INSTRUÇÕES DO EXERCÍCIO: No texto sobre a capacidade postulatória, qual artigo do Código de Processo Civil é apontado como o único que regula o jus postulandi?

TEXTO PARA LEITURA:
──────

Consoante estatuído no art. 36 do Código de Processo Civil, “A parte será representada em juízo por advogado legalmente habilitado. Ser-lhe-á lícito, no entanto, postular em causa própria, quando tiver habilitação legal, ou, não a tendo, no caso de falta de advogado no lugar ou recusa dos que houver”.
Referido dispositivo legal provê, com exclusividade, sobre a capacidade postulatória, sendo certo que só ele regula o jus postulandi.
Acerca do assunto, todavia, entendem alguns autores que também o art. 12, do CPC, é relativo à representação em juízo, o que, concessa venia, não parece acertado, haja vista que a representação tem sede única no art. 36, deduzindo-se que o equívoco só se pode dever à circunstância de no prefalado art. 12 ter sido empregado (inadequadamente) o termo “representados”. É que, ao revés do que possa parecer, o excogitado dispositivo não tem a ver com representação, mas sim com presentação, eis que diz respeito somente à capacidade de estar em juízo (legimatio ad processum).

──────

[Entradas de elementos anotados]
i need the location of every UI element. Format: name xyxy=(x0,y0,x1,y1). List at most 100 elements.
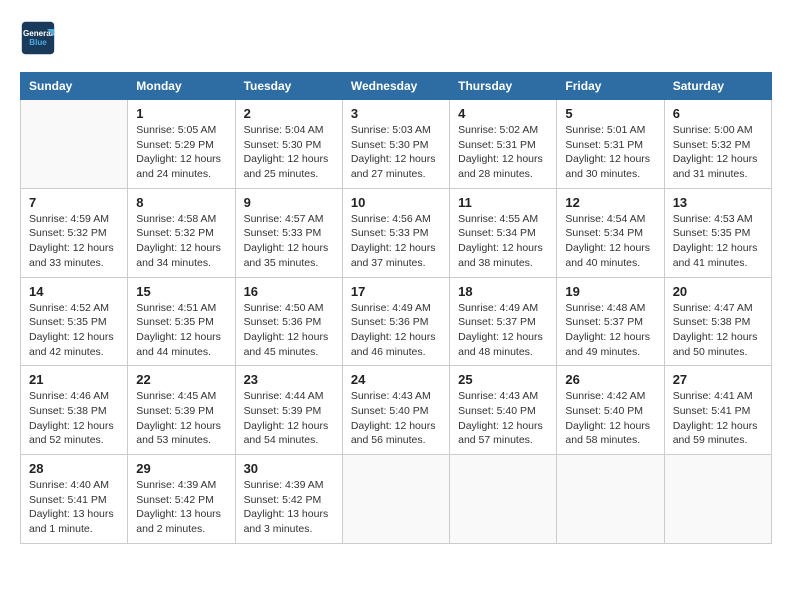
day-detail: Sunrise: 4:48 AM Sunset: 5:37 PM Dayligh… xyxy=(565,301,655,360)
calendar-cell: 14 Sunrise: 4:52 AM Sunset: 5:35 PM Dayli… xyxy=(21,277,128,366)
calendar-cell: 6Sunrise: 5:00 AM Sunset: 5:32 PM Daylig… xyxy=(664,100,771,189)
day-number: 14 xyxy=(29,284,119,299)
calendar-cell: 30Sunrise: 4:39 AM Sunset: 5:42 PM Dayli… xyxy=(235,455,342,544)
calendar-cell: 19 Sunrise: 4:48 AM Sunset: 5:37 PM Dayli… xyxy=(557,277,664,366)
calendar-cell: 16Sunrise: 4:50 AM Sunset: 5:36 PM Dayli… xyxy=(235,277,342,366)
week-row-4: 21Sunrise: 4:46 AM Sunset: 5:38 PM Dayli… xyxy=(21,366,772,455)
day-number: 19 xyxy=(565,284,655,299)
calendar-cell: 4 Sunrise: 5:02 AM Sunset: 5:31 PM Daylig… xyxy=(450,100,557,189)
calendar-cell: 23 Sunrise: 4:44 AM Sunset: 5:39 PM Dayli… xyxy=(235,366,342,455)
svg-text:Blue: Blue xyxy=(29,38,47,47)
calendar-cell: 2 Sunrise: 5:04 AM Sunset: 5:30 PM Daylig… xyxy=(235,100,342,189)
day-detail: Sunrise: 5:03 AM Sunset: 5:30 PM Dayligh… xyxy=(351,123,441,182)
calendar-cell: 27 Sunrise: 4:41 AM Sunset: 5:41 PM Dayli… xyxy=(664,366,771,455)
day-detail: Sunrise: 4:55 AM Sunset: 5:34 PM Dayligh… xyxy=(458,212,548,271)
calendar-cell: 20 Sunrise: 4:47 AM Sunset: 5:38 PM Dayli… xyxy=(664,277,771,366)
calendar-cell xyxy=(664,455,771,544)
day-number: 27 xyxy=(673,372,763,387)
day-detail: Sunrise: 4:56 AM Sunset: 5:33 PM Dayligh… xyxy=(351,212,441,271)
calendar-cell: 11 Sunrise: 4:55 AM Sunset: 5:34 PM Dayli… xyxy=(450,188,557,277)
day-detail: Sunrise: 5:02 AM Sunset: 5:31 PM Dayligh… xyxy=(458,123,548,182)
day-number: 9 xyxy=(244,195,334,210)
day-number: 28 xyxy=(29,461,119,476)
calendar-cell: 26Sunrise: 4:42 AM Sunset: 5:40 PM Dayli… xyxy=(557,366,664,455)
day-number: 1 xyxy=(136,106,226,121)
day-detail: Sunrise: 4:40 AM Sunset: 5:41 PM Dayligh… xyxy=(29,478,119,537)
day-number: 23 xyxy=(244,372,334,387)
calendar-cell xyxy=(21,100,128,189)
day-number: 26 xyxy=(565,372,655,387)
calendar-cell: 12Sunrise: 4:54 AM Sunset: 5:34 PM Dayli… xyxy=(557,188,664,277)
day-detail: Sunrise: 4:49 AM Sunset: 5:36 PM Dayligh… xyxy=(351,301,441,360)
calendar-header-row: SundayMondayTuesdayWednesdayThursdayFrid… xyxy=(21,73,772,100)
calendar-cell: 15Sunrise: 4:51 AM Sunset: 5:35 PM Dayli… xyxy=(128,277,235,366)
svg-text:General: General xyxy=(23,29,53,38)
day-detail: Sunrise: 5:01 AM Sunset: 5:31 PM Dayligh… xyxy=(565,123,655,182)
day-number: 8 xyxy=(136,195,226,210)
day-header-thursday: Thursday xyxy=(450,73,557,100)
day-number: 20 xyxy=(673,284,763,299)
day-detail: Sunrise: 4:59 AM Sunset: 5:32 PM Dayligh… xyxy=(29,212,119,271)
day-detail: Sunrise: 4:39 AM Sunset: 5:42 PM Dayligh… xyxy=(136,478,226,537)
day-detail: Sunrise: 4:51 AM Sunset: 5:35 PM Dayligh… xyxy=(136,301,226,360)
day-number: 25 xyxy=(458,372,548,387)
day-number: 24 xyxy=(351,372,441,387)
day-number: 17 xyxy=(351,284,441,299)
day-number: 10 xyxy=(351,195,441,210)
calendar-cell: 24 Sunrise: 4:43 AM Sunset: 5:40 PM Dayli… xyxy=(342,366,449,455)
calendar-cell: 22 Sunrise: 4:45 AM Sunset: 5:39 PM Dayli… xyxy=(128,366,235,455)
calendar-cell: 1 Sunrise: 5:05 AM Sunset: 5:29 PM Daylig… xyxy=(128,100,235,189)
day-number: 13 xyxy=(673,195,763,210)
calendar-cell: 29 Sunrise: 4:39 AM Sunset: 5:42 PM Dayli… xyxy=(128,455,235,544)
day-number: 29 xyxy=(136,461,226,476)
day-header-friday: Friday xyxy=(557,73,664,100)
day-number: 21 xyxy=(29,372,119,387)
day-detail: Sunrise: 4:44 AM Sunset: 5:39 PM Dayligh… xyxy=(244,389,334,448)
day-detail: Sunrise: 5:00 AM Sunset: 5:32 PM Dayligh… xyxy=(673,123,763,182)
day-header-tuesday: Tuesday xyxy=(235,73,342,100)
day-detail: Sunrise: 4:43 AM Sunset: 5:40 PM Dayligh… xyxy=(351,389,441,448)
day-number: 4 xyxy=(458,106,548,121)
calendar-cell: 5 Sunrise: 5:01 AM Sunset: 5:31 PM Daylig… xyxy=(557,100,664,189)
day-detail: Sunrise: 4:54 AM Sunset: 5:34 PM Dayligh… xyxy=(565,212,655,271)
day-number: 11 xyxy=(458,195,548,210)
week-row-3: 14 Sunrise: 4:52 AM Sunset: 5:35 PM Dayli… xyxy=(21,277,772,366)
page-header: General Blue xyxy=(20,20,772,56)
calendar-cell xyxy=(342,455,449,544)
day-detail: Sunrise: 4:45 AM Sunset: 5:39 PM Dayligh… xyxy=(136,389,226,448)
day-detail: Sunrise: 4:41 AM Sunset: 5:41 PM Dayligh… xyxy=(673,389,763,448)
calendar-cell: 25 Sunrise: 4:43 AM Sunset: 5:40 PM Dayli… xyxy=(450,366,557,455)
day-number: 3 xyxy=(351,106,441,121)
week-row-1: 1 Sunrise: 5:05 AM Sunset: 5:29 PM Daylig… xyxy=(21,100,772,189)
week-row-5: 28 Sunrise: 4:40 AM Sunset: 5:41 PM Dayli… xyxy=(21,455,772,544)
day-number: 30 xyxy=(244,461,334,476)
day-header-monday: Monday xyxy=(128,73,235,100)
calendar-cell: 10 Sunrise: 4:56 AM Sunset: 5:33 PM Dayli… xyxy=(342,188,449,277)
day-number: 22 xyxy=(136,372,226,387)
day-detail: Sunrise: 4:50 AM Sunset: 5:36 PM Dayligh… xyxy=(244,301,334,360)
calendar-cell: 3 Sunrise: 5:03 AM Sunset: 5:30 PM Daylig… xyxy=(342,100,449,189)
day-header-wednesday: Wednesday xyxy=(342,73,449,100)
day-header-sunday: Sunday xyxy=(21,73,128,100)
day-number: 5 xyxy=(565,106,655,121)
calendar-cell xyxy=(450,455,557,544)
calendar-cell xyxy=(557,455,664,544)
day-detail: Sunrise: 5:04 AM Sunset: 5:30 PM Dayligh… xyxy=(244,123,334,182)
calendar-cell: 9 Sunrise: 4:57 AM Sunset: 5:33 PM Daylig… xyxy=(235,188,342,277)
calendar-table: SundayMondayTuesdayWednesdayThursdayFrid… xyxy=(20,72,772,544)
week-row-2: 7 Sunrise: 4:59 AM Sunset: 5:32 PM Daylig… xyxy=(21,188,772,277)
day-detail: Sunrise: 4:57 AM Sunset: 5:33 PM Dayligh… xyxy=(244,212,334,271)
day-detail: Sunrise: 5:05 AM Sunset: 5:29 PM Dayligh… xyxy=(136,123,226,182)
day-detail: Sunrise: 4:47 AM Sunset: 5:38 PM Dayligh… xyxy=(673,301,763,360)
day-header-saturday: Saturday xyxy=(664,73,771,100)
day-detail: Sunrise: 4:52 AM Sunset: 5:35 PM Dayligh… xyxy=(29,301,119,360)
logo: General Blue xyxy=(20,20,60,56)
calendar-cell: 7 Sunrise: 4:59 AM Sunset: 5:32 PM Daylig… xyxy=(21,188,128,277)
calendar-cell: 21Sunrise: 4:46 AM Sunset: 5:38 PM Dayli… xyxy=(21,366,128,455)
day-number: 2 xyxy=(244,106,334,121)
day-number: 7 xyxy=(29,195,119,210)
calendar-cell: 28 Sunrise: 4:40 AM Sunset: 5:41 PM Dayli… xyxy=(21,455,128,544)
logo-icon: General Blue xyxy=(20,20,56,56)
day-number: 18 xyxy=(458,284,548,299)
day-detail: Sunrise: 4:43 AM Sunset: 5:40 PM Dayligh… xyxy=(458,389,548,448)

──────

RESPOSTA DO EXERCÍCIO: O art. 36 do Código de Processo Civil.